= Reading text =
Sometimes the outer walls print well, but the infill is “torn”. In this case, slow down the infill print speed in the slicer.
Model bundle
Cracks form on the surface of the printout during or after printing. Cracks can be large or very small. Most often, this problem occurs with plastics with a high percentage of shrinkage - ABS or Nylon.
Sudden temperature difference (if model delaminates during printing)
With a sharp temperature difference (for example, a draft), part of the model cools down faster. This leads to uneven shrinkage and incorrect distribution of internal stress. For plastics with low shrinkage, this is not critical. But if the shrinkage percentage is more than a few percent, the model may burst in layers.
For printing with such plastics, it is recommended to use a printer with a closed housing. If this is not possible, try to avoid drafts and sudden temperature changes in the room where the 3D printer prints as much as possible.
Print temperature
Due to too low printing temperatures, the layers may not “stick” well to each other. Raise the print temperature in the slicer settings.
Hardening (if the model cracks after printing)
Sometimes cracks appear on the model a few days after printing. This is due to uneven distribution of internal stress after cooling. You can try to “harden” the finished product.
For hardening, the model is placed, for example, in an oven, and heated to the softening temperature of the plastic. After that, the heating is turned off and the oven is left to cool slowly with the model inside. Due to this, the stress inside the print is distributed more evenly. But accuracy is very important in this method - if you make a little mistake with the temperature, the finished product can “float”.
Ringing
In places where the extruder changed direction, ripples are visible. Most often it looks like a shadow around the “sharp” protruding elements of the model.
Mechanical problems
Sometimes the problem occurs due to extruder play. Check if the extruder mount to the rails is loose. Be sure to check the tension of all belts.
High print speed or high accelerations
Moving the extruder too fast can cause vibrations that cause ripples on the wall of the model. The lighter the weight of the extruder, the less noticeable the ripples will be. To get rid of ringing, simply reduce the print speed in the slicer settings.
Slits for thin-walled models (not solid shell)
The thin wall of the model is not solid, but consists of two thin walls with a narrow gap between them. This problem is often faced by fans of printing "cutting" for baking.
Left model with wall defect, right without
Wall thickness and nozzle diameter mismatch
If the wall thickness is 1 mm, and the nozzle diameter is 0.4, it turns out that for a solid wall, 2 nozzle passes are few, and 3 are already many. The result will depend on the slicer algorithm, but most often you will get 2 walls with a thin slot in the middle (the slicer cannot change the wall thickness). The solution to the problem may be a slight refinement of the 3D model or the use of a different slicer.
Algorithms for calculating 3D models are constantly being improved and refined, and now this problem is less common.
When modeling, take into account not only the thickness of the nozzle, but also the percentage of “overlapping” of lines on each other. If you have a nozzle with a diameter of 0.4 - make the wall in your model not 0. 8, but 0.7 - 0.75.

= Goal 1 =
Answer these questions from the 3D printing text:
(a) Which print speed should be lowered in the slicer when the infill is "torn"?
(b) Which two plastics are named as having a high percentage of shrinkage?
(c) For a nozzle with a diameter of 0.4, what wall thickness should you give your model?

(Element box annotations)

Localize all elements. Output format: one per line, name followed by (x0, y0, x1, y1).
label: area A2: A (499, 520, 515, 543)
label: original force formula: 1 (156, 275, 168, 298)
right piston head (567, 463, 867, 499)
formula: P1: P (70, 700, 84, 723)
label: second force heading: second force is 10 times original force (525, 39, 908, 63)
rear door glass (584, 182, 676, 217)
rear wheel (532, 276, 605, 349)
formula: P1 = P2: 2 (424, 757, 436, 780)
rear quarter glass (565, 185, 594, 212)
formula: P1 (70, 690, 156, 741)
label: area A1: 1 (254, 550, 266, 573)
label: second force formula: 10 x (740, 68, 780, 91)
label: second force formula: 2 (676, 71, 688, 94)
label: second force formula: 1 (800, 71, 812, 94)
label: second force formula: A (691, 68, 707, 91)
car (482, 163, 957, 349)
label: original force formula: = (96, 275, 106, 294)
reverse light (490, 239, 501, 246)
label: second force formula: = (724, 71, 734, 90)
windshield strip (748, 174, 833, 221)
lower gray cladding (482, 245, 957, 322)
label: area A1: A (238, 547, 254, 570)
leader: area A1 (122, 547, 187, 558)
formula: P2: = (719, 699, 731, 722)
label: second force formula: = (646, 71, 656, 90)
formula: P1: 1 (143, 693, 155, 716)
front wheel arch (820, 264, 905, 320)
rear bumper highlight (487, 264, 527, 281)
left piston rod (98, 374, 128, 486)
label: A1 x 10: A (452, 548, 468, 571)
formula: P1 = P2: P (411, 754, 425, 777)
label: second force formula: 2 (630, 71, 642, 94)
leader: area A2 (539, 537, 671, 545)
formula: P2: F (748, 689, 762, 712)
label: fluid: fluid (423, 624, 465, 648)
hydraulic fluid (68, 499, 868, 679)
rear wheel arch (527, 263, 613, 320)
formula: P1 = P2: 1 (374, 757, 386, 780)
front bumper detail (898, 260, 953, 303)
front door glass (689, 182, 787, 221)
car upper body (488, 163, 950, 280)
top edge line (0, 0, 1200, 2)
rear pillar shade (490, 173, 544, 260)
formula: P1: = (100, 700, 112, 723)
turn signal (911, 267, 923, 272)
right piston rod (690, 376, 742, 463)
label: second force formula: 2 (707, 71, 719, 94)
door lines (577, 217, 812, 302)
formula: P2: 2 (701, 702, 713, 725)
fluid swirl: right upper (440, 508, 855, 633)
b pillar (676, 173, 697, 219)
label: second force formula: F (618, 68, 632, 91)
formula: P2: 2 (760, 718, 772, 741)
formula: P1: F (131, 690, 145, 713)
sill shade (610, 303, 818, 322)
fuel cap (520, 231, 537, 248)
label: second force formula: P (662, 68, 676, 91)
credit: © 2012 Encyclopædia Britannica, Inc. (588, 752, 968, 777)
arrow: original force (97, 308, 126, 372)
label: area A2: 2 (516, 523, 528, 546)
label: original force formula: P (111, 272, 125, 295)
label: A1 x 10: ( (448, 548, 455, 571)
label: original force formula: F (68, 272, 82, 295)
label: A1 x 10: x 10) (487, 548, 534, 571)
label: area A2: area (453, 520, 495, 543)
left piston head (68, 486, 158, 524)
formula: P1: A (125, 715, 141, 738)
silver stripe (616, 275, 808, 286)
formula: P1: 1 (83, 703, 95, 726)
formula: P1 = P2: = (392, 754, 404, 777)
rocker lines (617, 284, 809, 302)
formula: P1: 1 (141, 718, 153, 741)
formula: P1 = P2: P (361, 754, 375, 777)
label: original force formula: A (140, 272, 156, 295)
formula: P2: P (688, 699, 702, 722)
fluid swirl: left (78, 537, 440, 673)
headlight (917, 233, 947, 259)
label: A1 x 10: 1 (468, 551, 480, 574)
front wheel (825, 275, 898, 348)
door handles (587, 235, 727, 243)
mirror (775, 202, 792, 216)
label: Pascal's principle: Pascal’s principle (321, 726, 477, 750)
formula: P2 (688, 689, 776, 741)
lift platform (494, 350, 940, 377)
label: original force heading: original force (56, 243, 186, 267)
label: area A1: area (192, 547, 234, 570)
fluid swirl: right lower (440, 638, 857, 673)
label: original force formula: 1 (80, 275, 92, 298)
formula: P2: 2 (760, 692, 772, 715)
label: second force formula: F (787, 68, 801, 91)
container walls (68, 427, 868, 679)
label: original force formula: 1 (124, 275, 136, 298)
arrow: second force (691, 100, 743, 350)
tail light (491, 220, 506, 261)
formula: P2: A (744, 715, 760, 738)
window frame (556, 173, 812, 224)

= Goal 2 =
Please reproduce, without any change, the part of the rows that opens with the first row and closes with the line containing "label: area A1: 1 (254, 550, 266, 573)", both ends included.

= Finished answer 1 =
(a) The infill print speed.
(b) ABS and Nylon.
(c) 0.7–0.75.

= Finished answer 2 =
Localize all elements. Output format: one per line, name followed by (x0, y0, x1, y1).
label: area A2: A (499, 520, 515, 543)
label: original force formula: 1 (156, 275, 168, 298)
right piston head (567, 463, 867, 499)
formula: P1: P (70, 700, 84, 723)
label: second force heading: second force is 10 times original force (525, 39, 908, 63)
rear door glass (584, 182, 676, 217)
rear wheel (532, 276, 605, 349)
formula: P1 = P2: 2 (424, 757, 436, 780)
rear quarter glass (565, 185, 594, 212)
formula: P1 (70, 690, 156, 741)
label: area A1: 1 (254, 550, 266, 573)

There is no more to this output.